__Extract to read__.
== Segment start ==
Cyperus bulbosus is a species of sedge found across Africa, the Middle East, Indian subcontinent, Southeast Asia, and Australia. In Australia, it is commonly called Nalgoo or (Australian) bush onion or "wild onion", but is not related to the onion or other Alliaceae. It is a component of Australian bushfood, but is considered an agricultural weed in other areas.

==Description==

===Morphology===

Cyperus bulbosus is a perennial sedge. Typically green to straw in colour, the slender plant propagates via rhizomes (horizontal, underground stem extensions), ending at bulbs. Approximately 20–40 cm in height (approx. 8-16 inches), it has fragments (or culms) as long as its leaves (which are typically 1-2mm wide).

Stems are known as triquetrous/trigonous (i.e. rounded-triangle shaped cross-section). Its flower bundle (i.e. inflorescence) is much longer than the leaves. Flowers appear as “spikes” that can extend up to approximately 5 cm. They consist of involucre bracts, meaning that a collection of leaf and petal-like extensions support the flower (just beneath the petals).

Spikelets (i.e. arrangement of the flowers/florets) of the plant appear flattened. Each “spike” contains approximately 10-30 spikelets which are 10-25mm long. Usually, five to 20 of these are flowered. Lastly, glumes (membranous bracts) subacute (slightly rounded), with 3-5 nerves on either side of the keel, which in itself is approximately 3–5 mm long.

Leaves are known to be trigonous, obovoid or ellipsoid. They are approximately 1.3 to 1.55 mm long.

==Taxonomy==
The species was first formally described by the botanist Martin Vahl in 1805 as a part of the work Enumeratio Plantarum. It has four synonyms; Cyperus subulatus var. confertus Benth. in 1878, Cyperus bulbosus var. elatior by Kük. in 1936, Cyperus andrewsii by C.B.Clarke in 1908 and Cyperus bulbosus Vahl var. bulbosus by Kük. in 1936.

==Ecology==
A 12-year study, assessing the diet of Central Australian camels, found that Cyperus bulbosus was a common food plant as indicated by a "palatability index" score of 3. The index ranges from 1 ("only eaten when nothing else is available") to 7 ("could be killed by camel browsing"). The Raso lark, endemic to the Cape Verde Islands, is heavily dependent on Cyperus bulbosus for food.
In addition, Cyperus bulbosus is a well-established threat/pest to rice plantations. It has a particular impact on rice crop cultivation, in agriculture; competing for nutrients in spaces that may already be finite in supply.
== Segment end ==
__Work request 1__.
In the Cyperus bulbosus article, who first formally described the species, and in what year?
__Work request 2__.
Please quote the stretch of the Cyperus bulbosus article from "Cyperus bulbosus is a perennial" through "beneath the petals).".
__Work request 3__.
Extend the Cyperus bulbosus article past its last sentence.
The records have nothing to do with the Cyperus bulbosus article.

__Dataset content__.
== Segment start ==
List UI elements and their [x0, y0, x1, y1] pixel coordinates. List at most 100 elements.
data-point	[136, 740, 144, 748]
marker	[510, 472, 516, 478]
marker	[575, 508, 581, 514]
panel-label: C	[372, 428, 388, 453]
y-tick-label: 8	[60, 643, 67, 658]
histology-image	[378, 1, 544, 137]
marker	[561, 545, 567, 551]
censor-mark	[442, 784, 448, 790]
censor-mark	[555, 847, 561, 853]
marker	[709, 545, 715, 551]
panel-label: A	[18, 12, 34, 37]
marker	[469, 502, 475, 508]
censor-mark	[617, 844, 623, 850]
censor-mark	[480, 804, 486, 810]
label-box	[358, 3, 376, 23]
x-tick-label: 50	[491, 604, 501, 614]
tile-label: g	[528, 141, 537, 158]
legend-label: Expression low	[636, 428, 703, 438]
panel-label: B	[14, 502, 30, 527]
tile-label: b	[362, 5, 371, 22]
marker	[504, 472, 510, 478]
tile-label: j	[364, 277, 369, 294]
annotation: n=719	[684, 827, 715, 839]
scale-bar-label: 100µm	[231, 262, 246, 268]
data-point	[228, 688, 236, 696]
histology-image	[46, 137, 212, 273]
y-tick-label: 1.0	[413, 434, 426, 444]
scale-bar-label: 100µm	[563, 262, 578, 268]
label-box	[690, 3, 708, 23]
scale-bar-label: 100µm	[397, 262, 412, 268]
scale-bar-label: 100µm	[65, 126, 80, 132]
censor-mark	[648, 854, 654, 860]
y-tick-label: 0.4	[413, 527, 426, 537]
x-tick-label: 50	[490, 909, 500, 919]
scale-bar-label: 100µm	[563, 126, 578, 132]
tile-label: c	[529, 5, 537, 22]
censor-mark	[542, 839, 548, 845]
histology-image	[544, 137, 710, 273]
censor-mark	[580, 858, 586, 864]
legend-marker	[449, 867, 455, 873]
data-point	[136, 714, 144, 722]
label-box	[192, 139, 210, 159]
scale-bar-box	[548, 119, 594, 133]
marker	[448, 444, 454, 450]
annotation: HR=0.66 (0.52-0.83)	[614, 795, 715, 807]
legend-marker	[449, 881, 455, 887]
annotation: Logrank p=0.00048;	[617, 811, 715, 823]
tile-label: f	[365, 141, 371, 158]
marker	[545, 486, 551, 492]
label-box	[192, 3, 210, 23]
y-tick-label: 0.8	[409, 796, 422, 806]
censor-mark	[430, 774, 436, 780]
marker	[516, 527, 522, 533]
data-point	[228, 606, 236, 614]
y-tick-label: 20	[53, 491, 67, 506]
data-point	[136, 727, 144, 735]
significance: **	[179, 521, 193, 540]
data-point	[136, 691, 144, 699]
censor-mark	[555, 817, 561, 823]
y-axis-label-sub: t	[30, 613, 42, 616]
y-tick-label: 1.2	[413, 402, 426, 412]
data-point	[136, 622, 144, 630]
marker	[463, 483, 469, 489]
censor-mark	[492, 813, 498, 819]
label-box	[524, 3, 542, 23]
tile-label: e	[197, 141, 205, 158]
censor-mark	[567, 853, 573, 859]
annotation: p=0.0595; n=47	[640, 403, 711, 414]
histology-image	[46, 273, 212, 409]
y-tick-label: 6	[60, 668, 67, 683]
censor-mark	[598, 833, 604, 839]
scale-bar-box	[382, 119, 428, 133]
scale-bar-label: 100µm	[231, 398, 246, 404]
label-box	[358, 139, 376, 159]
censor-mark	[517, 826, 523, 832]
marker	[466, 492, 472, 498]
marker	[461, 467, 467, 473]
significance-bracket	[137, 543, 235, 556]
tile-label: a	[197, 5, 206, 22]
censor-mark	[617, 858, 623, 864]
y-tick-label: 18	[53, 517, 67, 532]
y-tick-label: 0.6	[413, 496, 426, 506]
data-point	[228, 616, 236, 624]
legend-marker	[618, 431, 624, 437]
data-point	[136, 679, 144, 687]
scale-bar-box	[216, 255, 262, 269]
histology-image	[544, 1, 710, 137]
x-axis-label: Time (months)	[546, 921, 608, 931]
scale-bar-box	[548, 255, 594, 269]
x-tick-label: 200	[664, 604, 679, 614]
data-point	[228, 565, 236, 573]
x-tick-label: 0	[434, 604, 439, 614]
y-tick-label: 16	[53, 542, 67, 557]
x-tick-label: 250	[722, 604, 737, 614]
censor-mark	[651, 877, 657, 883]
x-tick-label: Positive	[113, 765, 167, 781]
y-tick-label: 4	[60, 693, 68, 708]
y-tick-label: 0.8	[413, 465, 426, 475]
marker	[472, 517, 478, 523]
== Segment end ==
__Expected output 1__.
Martin Vahl, in 1805.

__Expected output 2__.
Cyperus bulbosus is a perennial sedge. Typically green to straw in colour, the slender plant propagates via rhizomes (horizontal, underground stem extensions), ending at bulbs. Approximately 20–40 cm in height (approx. 8-16 inches), it has fragments (or culms) as long as its leaves (which are typically 1-2mm wide).

Stems are known as triquetrous/trigonous (i.e. rounded-triangle shaped cross-section). Its flower bundle (i.e. inflorescence) is much longer than the leaves. Flowers appear as “spikes” that can extend up to approximately 5 cm. They consist of involucre bracts, meaning that a collection of leaf and petal-like extensions support the flower (just beneath the petals).

__Expected output 3__.
Other animals, such as the bilby and brolga are documented to include Cyperus bulbosus in their diets.

Furthermore, Cyperus bulbosus has competitive relationships with couch grass and buffelgrass.

==Cultural significance==
Its name in the Arrernte language of Central Australia is merne yalke. In a neighbouring language, Kaytetye, it is called erreyakwerra. Some Kaytetye, the Kwerrimpe women, have a bush onion dreaming which involves the bush onion and the origins of the Kaytetye people and language. This means they have been given stories of the origins of the bush onion, and are entitled to tell these stories and paint about them. Artists who have painted bush onion dreaming include Nora Andy Napaltjarri and her sister Ada Andy Napaltjarri.

The small tubers which form on short stolons are a traditional bush tucker food for Australian Aboriginal peoples. They are dug up on creek banks when the grass of the onion has dried out. The husk can also be eaten. They are eaten raw or cooked in the hot earth by the fire and are said to have a "a pleasant nutty taste".

==Distribution==
Cyperus bulbosus is found in parts of Africa, Australia and Asia. Its habitat is typically notophyll vine forest, eucalypt woodland or chenopod shrubland.
Within Australia, the plant has been documented throughout Western Australia, the Northern Territory, and large proportions of inland/central Australia. Beyond these regions, it is also known to grow in Cape York Peninsula (Queensland), North East Queensland and Central East Queensland.
Due to invasive couch and buffel grass, Cyperus bulbosus numbers are known to be declining, particularly in central Australia, with reports that they may face eventual extinction.